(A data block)

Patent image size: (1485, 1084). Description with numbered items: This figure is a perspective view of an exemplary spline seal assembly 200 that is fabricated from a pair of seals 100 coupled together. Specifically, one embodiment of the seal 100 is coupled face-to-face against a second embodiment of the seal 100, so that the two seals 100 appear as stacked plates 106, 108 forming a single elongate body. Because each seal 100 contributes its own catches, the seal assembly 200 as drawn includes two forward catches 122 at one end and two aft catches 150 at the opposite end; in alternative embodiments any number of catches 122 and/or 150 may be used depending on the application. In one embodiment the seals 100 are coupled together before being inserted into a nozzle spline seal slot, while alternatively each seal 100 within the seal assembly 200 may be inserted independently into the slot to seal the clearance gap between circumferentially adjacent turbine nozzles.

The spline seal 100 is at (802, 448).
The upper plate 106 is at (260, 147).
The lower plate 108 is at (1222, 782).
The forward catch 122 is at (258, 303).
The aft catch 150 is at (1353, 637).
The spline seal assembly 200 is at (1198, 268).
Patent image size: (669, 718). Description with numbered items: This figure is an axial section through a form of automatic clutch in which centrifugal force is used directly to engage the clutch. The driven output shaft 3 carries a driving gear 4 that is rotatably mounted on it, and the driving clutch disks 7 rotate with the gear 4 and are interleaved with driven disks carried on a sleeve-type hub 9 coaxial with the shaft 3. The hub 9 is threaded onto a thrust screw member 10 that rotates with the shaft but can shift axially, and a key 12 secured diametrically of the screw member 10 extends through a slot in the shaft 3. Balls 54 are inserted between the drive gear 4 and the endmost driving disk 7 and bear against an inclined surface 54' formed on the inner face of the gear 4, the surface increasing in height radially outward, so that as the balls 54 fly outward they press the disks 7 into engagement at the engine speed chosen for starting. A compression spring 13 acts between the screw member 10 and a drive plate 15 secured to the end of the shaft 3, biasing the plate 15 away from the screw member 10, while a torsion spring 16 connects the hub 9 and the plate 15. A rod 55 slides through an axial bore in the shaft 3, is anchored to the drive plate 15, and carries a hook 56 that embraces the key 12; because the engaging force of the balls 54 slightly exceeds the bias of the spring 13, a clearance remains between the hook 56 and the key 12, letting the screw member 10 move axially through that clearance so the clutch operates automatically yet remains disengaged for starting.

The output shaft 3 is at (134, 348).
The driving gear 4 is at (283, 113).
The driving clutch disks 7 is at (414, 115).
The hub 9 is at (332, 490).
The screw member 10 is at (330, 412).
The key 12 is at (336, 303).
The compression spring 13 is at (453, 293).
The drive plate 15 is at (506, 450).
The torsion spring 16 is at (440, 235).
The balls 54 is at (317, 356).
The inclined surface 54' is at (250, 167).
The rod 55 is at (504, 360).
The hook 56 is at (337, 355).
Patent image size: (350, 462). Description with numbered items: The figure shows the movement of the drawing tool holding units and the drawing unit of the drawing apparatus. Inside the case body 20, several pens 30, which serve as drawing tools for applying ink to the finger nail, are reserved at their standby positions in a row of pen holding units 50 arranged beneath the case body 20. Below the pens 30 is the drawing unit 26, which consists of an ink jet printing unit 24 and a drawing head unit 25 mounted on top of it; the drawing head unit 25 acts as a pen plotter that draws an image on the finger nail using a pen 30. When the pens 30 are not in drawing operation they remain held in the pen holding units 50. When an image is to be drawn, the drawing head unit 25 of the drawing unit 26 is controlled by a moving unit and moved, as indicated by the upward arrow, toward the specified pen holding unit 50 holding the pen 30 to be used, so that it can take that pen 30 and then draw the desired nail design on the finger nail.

> REQUIREMENTS:
Reproduce every line of the entries above word for word.

> WRITTEN RESPONSE:
Patent image size: (1485, 1084). Description with numbered items: This figure is a perspective view of an exemplary spline seal assembly 200 that is fabricated from a pair of seals 100 coupled together. Specifically, one embodiment of the seal 100 is coupled face-to-face against a second embodiment of the seal 100, so that the two seals 100 appear as stacked plates 106, 108 forming a single elongate body. Because each seal 100 contributes its own catches, the seal assembly 200 as drawn includes two forward catches 122 at one end and two aft catches 150 at the opposite end; in alternative embodiments any number of catches 122 and/or 150 may be used depending on the application. In one embodiment the seals 100 are coupled together before being inserted into a nozzle spline seal slot, while alternatively each seal 100 within the seal assembly 200 may be inserted independently into the slot to seal the clearance gap between circumferentially adjacent turbine nozzles.

The spline seal 100 is at (802, 448).
The upper plate 106 is at (260, 147).
The lower plate 108 is at (1222, 782).
The forward catch 122 is at (258, 303).
The aft catch 150 is at (1353, 637).
The spline seal assembly 200 is at (1198, 268).
Patent image size: (669, 718). Description with numbered items: This figure is an axial section through a form of automatic clutch in which centrifugal force is used directly to engage the clutch. The driven output shaft 3 carries a driving gear 4 that is rotatably mounted on it, and the driving clutch disks 7 rotate with the gear 4 and are interleaved with driven disks carried on a sleeve-type hub 9 coaxial with the shaft 3. The hub 9 is threaded onto a thrust screw member 10 that rotates with the shaft but can shift axially, and a key 12 secured diametrically of the screw member 10 extends through a slot in the shaft 3. Balls 54 are inserted between the drive gear 4 and the endmost driving disk 7 and bear against an inclined surface 54' formed on the inner face of the gear 4, the surface increasing in height radially outward, so that as the balls 54 fly outward they press the disks 7 into engagement at the engine speed chosen for starting. A compression spring 13 acts between the screw member 10 and a drive plate 15 secured to the end of the shaft 3, biasing the plate 15 away from the screw member 10, while a torsion spring 16 connects the hub 9 and the plate 15. A rod 55 slides through an axial bore in the shaft 3, is anchored to the drive plate 15, and carries a hook 56 that embraces the key 12; because the engaging force of the balls 54 slightly exceeds the bias of the spring 13, a clearance remains between the hook 56 and the key 12, letting the screw member 10 move axially through that clearance so the clutch operates automatically yet remains disengaged for starting.

The output shaft 3 is at (134, 348).
The driving gear 4 is at (283, 113).
The driving clutch disks 7 is at (414, 115).
The hub 9 is at (332, 490).
The screw member 10 is at (330, 412).
The key 12 is at (336, 303).
The compression spring 13 is at (453, 293).
The drive plate 15 is at (506, 450).
The torsion spring 16 is at (440, 235).
The balls 54 is at (317, 356).
The inclined surface 54' is at (250, 167).
The rod 55 is at (504, 360).
The hook 56 is at (337, 355).
Patent image size: (350, 462). Description with numbered items: The figure shows the movement of the drawing tool holding units and the drawing unit of the drawing apparatus. Inside the case body 20, several pens 30, which serve as drawing tools for applying ink to the finger nail, are reserved at their standby positions in a row of pen holding units 50 arranged beneath the case body 20. Below the pens 30 is the drawing unit 26, which consists of an ink jet printing unit 24 and a drawing head unit 25 mounted on top of it; the drawing head unit 25 acts as a pen plotter that draws an image on the finger nail using a pen 30. When the pens 30 are not in drawing operation they remain held in the pen holding units 50. When an image is to be drawn, the drawing head unit 25 of the drawing unit 26 is controlled by a moving unit and moved, as indicated by the upward arrow, toward the specified pen holding unit 50 holding the pen 30 to be used, so that it can take that pen 30 and then draw the desired nail design on the finger nail.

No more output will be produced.